→ What is asked
The listing below should be written out exactly; please include all of it.

== Data entries

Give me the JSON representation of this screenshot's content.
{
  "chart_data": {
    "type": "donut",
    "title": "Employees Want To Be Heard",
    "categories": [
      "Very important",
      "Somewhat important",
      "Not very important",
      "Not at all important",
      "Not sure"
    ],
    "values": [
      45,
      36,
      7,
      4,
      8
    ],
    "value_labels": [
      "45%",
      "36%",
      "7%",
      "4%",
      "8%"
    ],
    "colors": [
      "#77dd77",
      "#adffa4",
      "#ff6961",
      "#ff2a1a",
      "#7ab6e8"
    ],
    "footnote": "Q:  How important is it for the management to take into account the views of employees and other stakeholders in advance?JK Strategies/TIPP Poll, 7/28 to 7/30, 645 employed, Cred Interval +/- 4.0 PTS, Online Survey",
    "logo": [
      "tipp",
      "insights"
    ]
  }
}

====

→ Response below
Give me the JSON representation of this screenshot's content.
{
  "chart_data": {
    "type": "donut",
    "title": "Employees Want To Be Heard",
    "categories": [
      "Very important",
      "Somewhat important",
      "Not very important",
      "Not at all important",
      "Not sure"
    ],
    "values": [
      45,
      36,
      7,
      4,
      8
    ],
    "value_labels": [
      "45%",
      "36%",
      "7%",
      "4%",
      "8%"
    ],
    "colors": [
      "#77dd77",
      "#adffa4",
      "#ff6961",
      "#ff2a1a",
      "#7ab6e8"
    ],
    "footnote": "Q:  How important is it for the management to take into account the views of employees and other stakeholders in advance?JK Strategies/TIPP Poll, 7/28 to 7/30, 645 employed, Cred Interval +/- 4.0 PTS, Online Survey",
    "logo": [
      "tipp",
      "insights"
    ]
  }
}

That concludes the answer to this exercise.